**Working data:**
-- BEGIN --
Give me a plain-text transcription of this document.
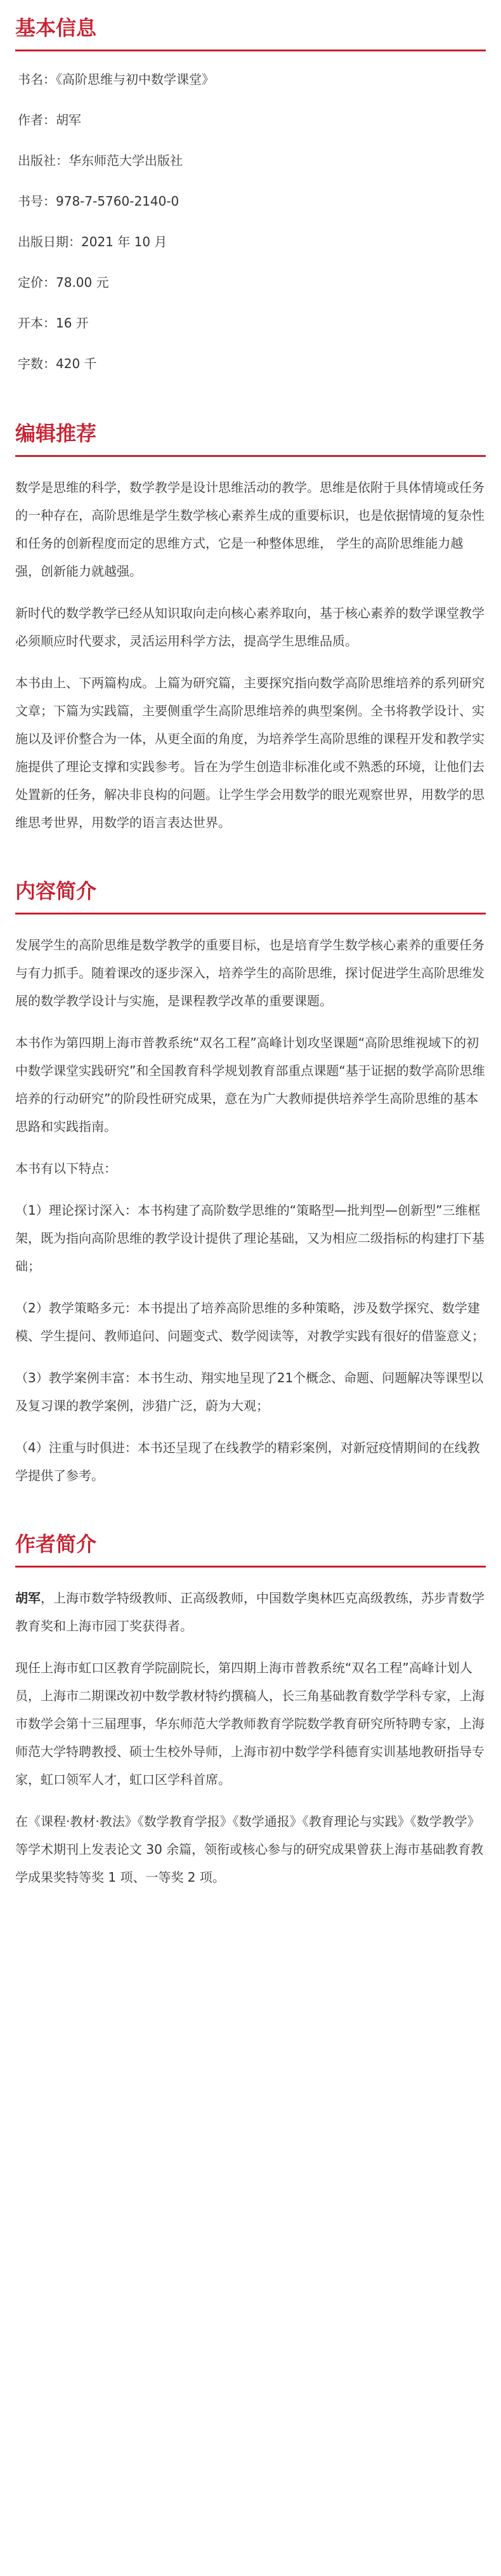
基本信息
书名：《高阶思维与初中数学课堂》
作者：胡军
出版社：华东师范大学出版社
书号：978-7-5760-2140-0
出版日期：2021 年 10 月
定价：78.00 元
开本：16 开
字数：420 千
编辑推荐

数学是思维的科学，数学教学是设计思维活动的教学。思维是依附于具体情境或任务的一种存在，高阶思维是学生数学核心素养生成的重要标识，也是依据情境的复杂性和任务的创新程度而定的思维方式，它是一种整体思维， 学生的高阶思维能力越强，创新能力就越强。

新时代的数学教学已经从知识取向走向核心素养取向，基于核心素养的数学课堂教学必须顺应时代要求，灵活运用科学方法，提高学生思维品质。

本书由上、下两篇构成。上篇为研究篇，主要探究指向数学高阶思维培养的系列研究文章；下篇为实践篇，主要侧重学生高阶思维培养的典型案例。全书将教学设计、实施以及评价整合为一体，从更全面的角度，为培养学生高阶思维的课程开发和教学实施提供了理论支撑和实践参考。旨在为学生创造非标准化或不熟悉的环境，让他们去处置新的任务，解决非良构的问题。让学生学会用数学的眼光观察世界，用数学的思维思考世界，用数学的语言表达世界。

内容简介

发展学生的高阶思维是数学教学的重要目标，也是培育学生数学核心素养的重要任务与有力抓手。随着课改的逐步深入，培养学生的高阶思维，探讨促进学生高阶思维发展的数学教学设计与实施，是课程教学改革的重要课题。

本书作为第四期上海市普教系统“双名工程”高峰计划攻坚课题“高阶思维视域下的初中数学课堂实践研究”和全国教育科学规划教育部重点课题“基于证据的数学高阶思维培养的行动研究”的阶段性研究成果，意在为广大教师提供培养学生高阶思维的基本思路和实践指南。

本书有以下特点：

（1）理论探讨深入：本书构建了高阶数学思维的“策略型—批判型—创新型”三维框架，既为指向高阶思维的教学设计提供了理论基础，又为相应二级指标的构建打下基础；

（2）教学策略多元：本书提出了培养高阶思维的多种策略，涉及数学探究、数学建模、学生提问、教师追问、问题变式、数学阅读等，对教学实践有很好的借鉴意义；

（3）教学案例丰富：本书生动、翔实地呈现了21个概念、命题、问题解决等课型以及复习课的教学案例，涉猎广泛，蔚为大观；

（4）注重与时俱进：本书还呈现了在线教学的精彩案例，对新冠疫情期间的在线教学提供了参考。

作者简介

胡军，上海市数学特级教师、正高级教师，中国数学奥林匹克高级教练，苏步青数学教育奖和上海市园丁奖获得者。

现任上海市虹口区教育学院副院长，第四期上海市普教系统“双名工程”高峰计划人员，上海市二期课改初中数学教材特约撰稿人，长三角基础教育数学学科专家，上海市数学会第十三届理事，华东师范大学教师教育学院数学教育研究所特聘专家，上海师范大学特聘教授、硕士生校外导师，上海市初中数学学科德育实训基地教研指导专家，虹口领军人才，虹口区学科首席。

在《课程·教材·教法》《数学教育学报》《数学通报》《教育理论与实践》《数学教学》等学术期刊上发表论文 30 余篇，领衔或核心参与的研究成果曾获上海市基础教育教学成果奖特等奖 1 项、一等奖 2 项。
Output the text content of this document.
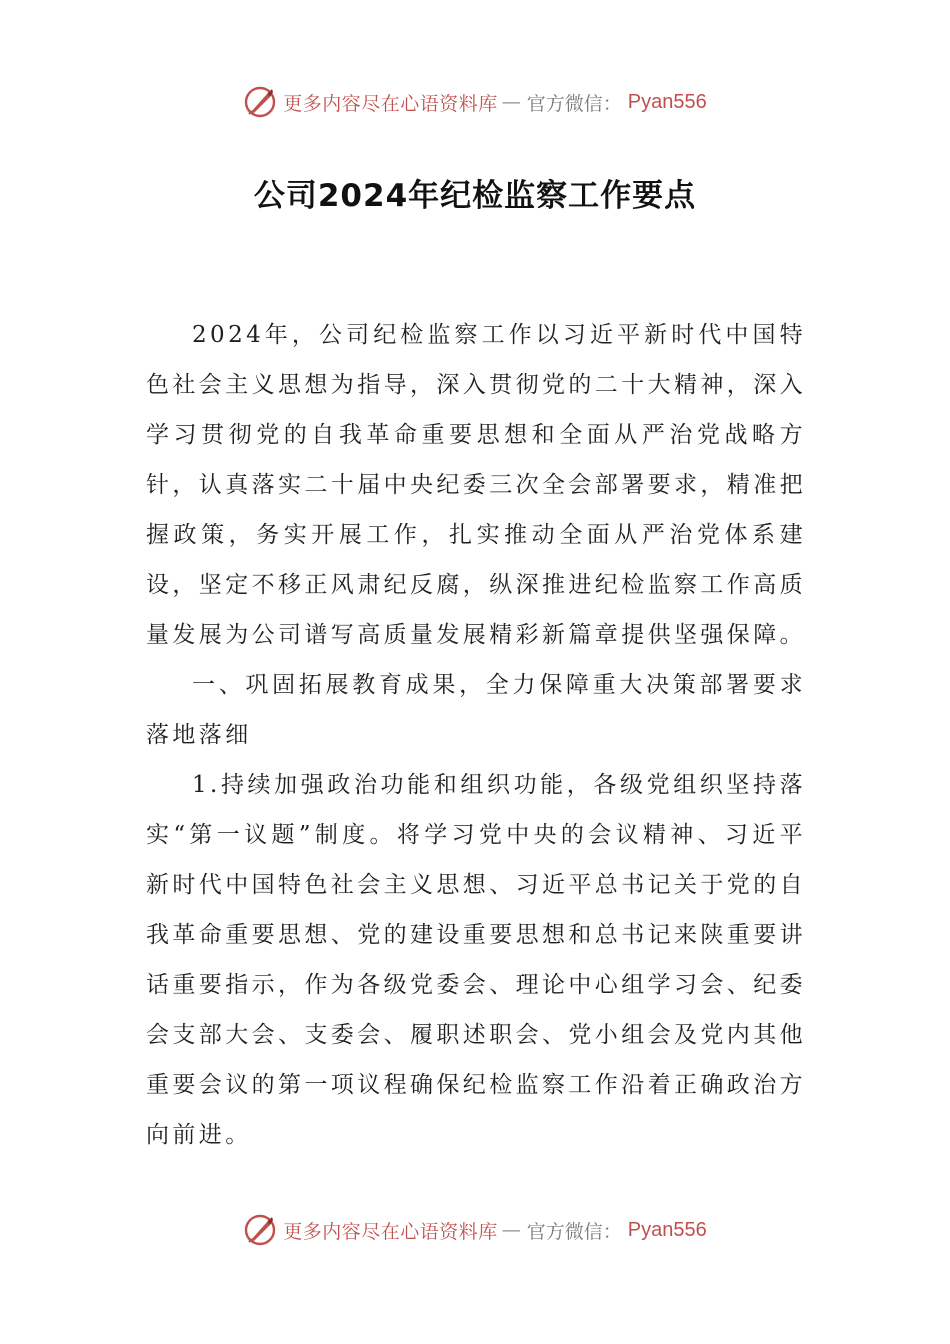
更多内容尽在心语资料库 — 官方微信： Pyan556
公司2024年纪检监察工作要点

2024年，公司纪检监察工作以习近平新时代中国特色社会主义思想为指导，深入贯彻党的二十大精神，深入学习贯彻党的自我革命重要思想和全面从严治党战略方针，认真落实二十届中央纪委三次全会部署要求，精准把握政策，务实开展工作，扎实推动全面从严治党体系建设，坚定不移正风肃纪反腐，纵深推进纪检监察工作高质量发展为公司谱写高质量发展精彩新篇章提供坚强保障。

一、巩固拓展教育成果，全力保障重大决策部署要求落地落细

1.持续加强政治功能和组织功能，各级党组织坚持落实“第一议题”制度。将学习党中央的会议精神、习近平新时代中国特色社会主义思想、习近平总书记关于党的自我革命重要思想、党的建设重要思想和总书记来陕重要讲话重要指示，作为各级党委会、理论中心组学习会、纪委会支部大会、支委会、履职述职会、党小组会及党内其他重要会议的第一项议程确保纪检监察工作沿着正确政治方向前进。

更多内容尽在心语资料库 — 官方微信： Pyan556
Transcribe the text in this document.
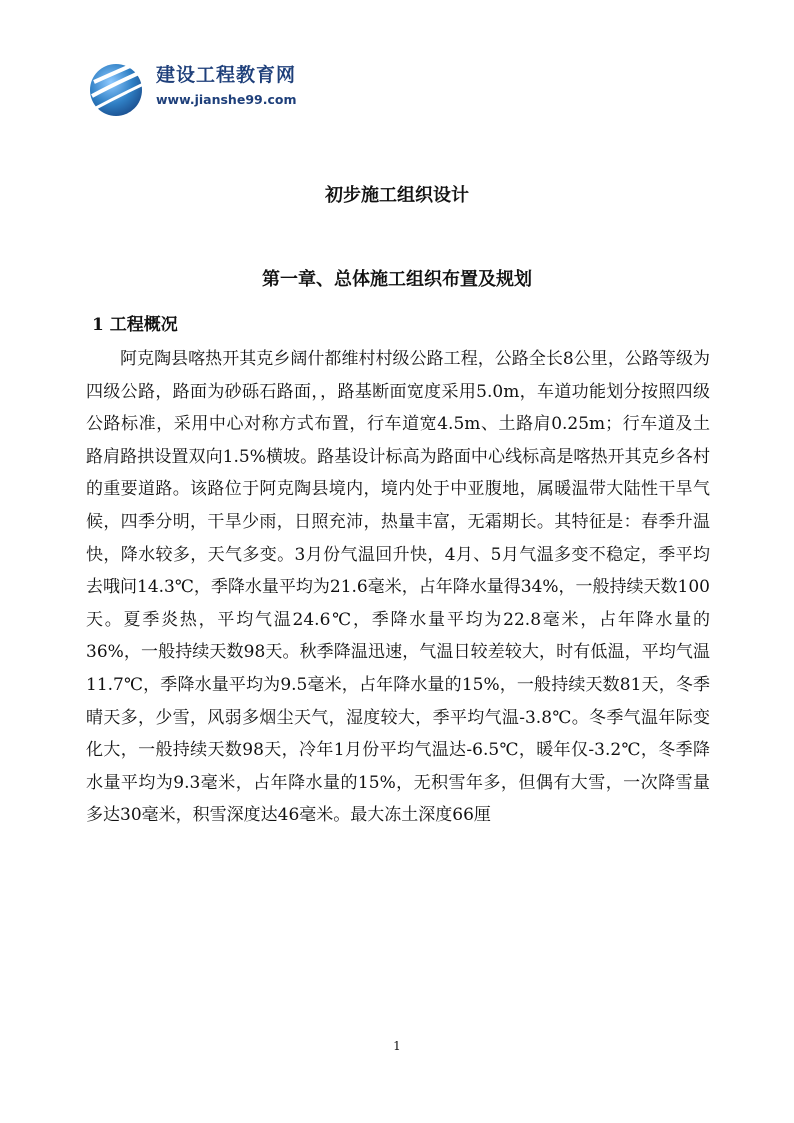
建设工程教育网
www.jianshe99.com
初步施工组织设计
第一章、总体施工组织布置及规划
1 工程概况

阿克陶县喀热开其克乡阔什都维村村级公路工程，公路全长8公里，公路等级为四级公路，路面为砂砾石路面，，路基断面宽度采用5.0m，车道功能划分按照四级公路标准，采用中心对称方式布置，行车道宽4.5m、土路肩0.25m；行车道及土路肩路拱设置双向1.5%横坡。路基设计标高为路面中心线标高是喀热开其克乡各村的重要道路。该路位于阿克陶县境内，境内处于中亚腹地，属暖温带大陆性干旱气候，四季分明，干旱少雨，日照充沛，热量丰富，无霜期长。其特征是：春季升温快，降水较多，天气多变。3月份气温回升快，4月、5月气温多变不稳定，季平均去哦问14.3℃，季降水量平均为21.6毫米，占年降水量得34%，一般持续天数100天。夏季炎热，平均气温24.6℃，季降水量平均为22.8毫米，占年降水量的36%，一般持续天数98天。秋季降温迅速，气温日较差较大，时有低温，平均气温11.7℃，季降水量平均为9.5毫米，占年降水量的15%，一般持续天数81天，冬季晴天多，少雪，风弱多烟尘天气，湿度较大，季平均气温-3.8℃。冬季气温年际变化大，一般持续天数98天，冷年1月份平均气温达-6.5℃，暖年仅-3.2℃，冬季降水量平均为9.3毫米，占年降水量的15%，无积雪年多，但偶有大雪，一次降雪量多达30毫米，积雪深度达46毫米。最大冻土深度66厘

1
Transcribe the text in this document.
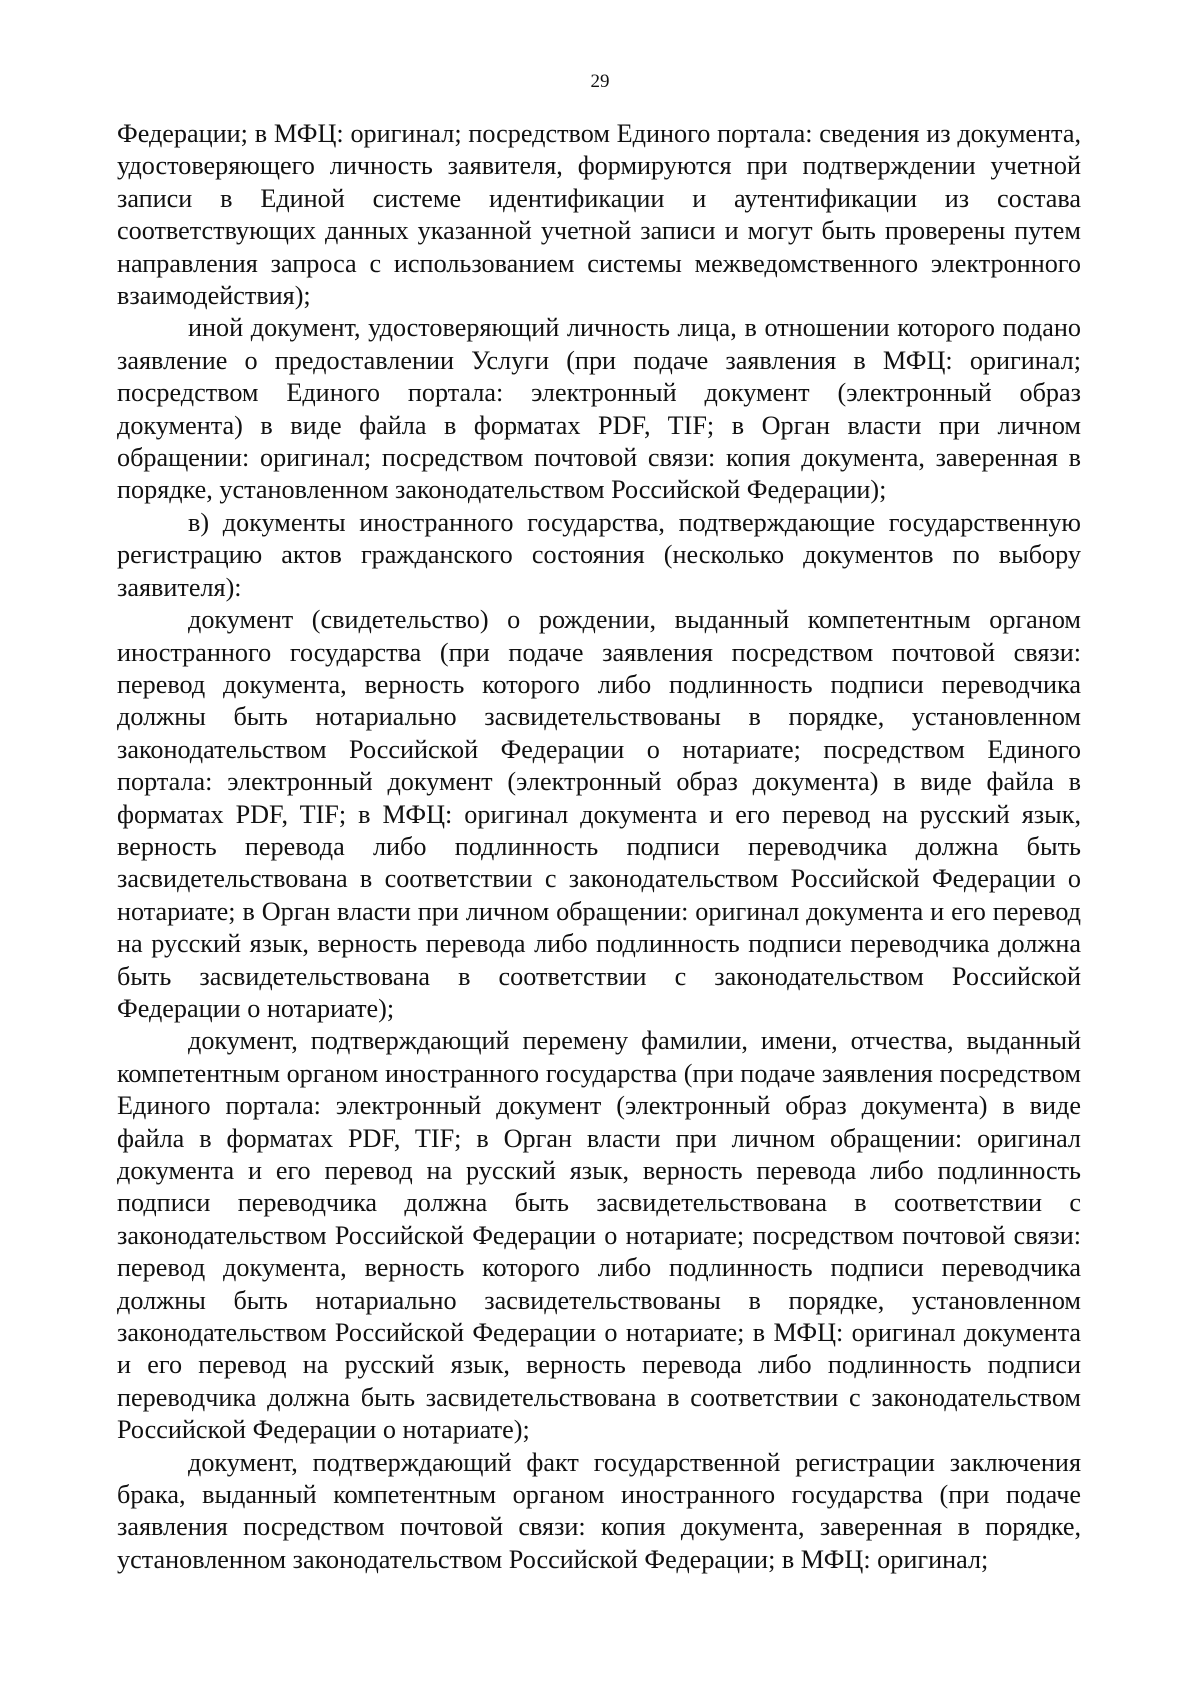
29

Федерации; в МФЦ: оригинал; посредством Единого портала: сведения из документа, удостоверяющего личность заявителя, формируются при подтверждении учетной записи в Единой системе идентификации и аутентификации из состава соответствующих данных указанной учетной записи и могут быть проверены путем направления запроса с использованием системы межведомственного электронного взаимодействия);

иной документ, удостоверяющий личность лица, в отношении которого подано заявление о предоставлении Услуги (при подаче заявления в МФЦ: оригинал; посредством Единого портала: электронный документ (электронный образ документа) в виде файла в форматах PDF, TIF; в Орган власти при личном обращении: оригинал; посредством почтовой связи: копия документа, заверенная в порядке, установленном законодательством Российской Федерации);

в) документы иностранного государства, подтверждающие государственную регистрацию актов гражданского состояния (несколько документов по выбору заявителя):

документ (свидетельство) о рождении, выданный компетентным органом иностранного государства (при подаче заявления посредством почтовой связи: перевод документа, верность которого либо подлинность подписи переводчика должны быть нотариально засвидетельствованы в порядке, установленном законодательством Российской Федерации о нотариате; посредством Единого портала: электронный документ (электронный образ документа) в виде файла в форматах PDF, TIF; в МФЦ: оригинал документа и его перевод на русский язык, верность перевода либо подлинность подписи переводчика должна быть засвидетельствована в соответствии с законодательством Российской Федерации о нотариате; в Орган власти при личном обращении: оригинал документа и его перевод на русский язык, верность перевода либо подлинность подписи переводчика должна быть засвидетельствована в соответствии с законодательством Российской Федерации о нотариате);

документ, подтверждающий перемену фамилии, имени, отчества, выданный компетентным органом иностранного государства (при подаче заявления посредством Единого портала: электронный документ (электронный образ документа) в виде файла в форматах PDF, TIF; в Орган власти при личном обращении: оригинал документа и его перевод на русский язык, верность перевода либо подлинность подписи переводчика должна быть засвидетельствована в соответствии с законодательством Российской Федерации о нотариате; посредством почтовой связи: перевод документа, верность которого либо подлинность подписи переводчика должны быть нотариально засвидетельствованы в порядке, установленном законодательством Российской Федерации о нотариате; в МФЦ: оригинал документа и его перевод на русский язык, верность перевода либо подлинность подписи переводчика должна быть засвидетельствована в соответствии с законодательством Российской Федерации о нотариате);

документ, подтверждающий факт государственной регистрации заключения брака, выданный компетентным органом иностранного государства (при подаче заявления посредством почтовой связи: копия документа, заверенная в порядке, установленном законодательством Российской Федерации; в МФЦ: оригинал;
-- END --
**Requirements:**
Track down every line of the material containing the string "соответствии", and copy it.

**Written response:**
документ (свидетельство) о рождении, выданный компетентным органом иностранного государства (при подаче заявления посредством почтовой связи: перевод документа, верность которого либо подлинность подписи переводчика должны быть нотариально засвидетельствованы в порядке, установленном законодательством Российской Федерации о нотариате; посредством Единого портала: электронный документ (электронный образ документа) в виде файла в форматах PDF, TIF; в МФЦ: оригинал документа и его перевод на русский язык, верность перевода либо подлинность подписи переводчика должна быть засвидетельствована в соответствии с законодательством Российской Федерации о нотариате; в Орган власти при личном обращении: оригинал документа и его перевод на русский язык, верность перевода либо подлинность подписи переводчика должна быть засвидетельствована в соответствии с законодательством Российской Федерации о нотариате);
документ, подтверждающий перемену фамилии, имени, отчества, выданный компетентным органом иностранного государства (при подаче заявления посредством Единого портала: электронный документ (электронный образ документа) в виде файла в форматах PDF, TIF; в Орган власти при личном обращении: оригинал документа и его перевод на русский язык, верность перевода либо подлинность подписи переводчика должна быть засвидетельствована в соответствии с законодательством Российской Федерации о нотариате; посредством почтовой связи: перевод документа, верность которого либо подлинность подписи переводчика должны быть нотариально засвидетельствованы в порядке, установленном законодательством Российской Федерации о нотариате; в МФЦ: оригинал документа и его перевод на русский язык, верность перевода либо подлинность подписи переводчика должна быть засвидетельствована в соответствии с законодательством Российской Федерации о нотариате);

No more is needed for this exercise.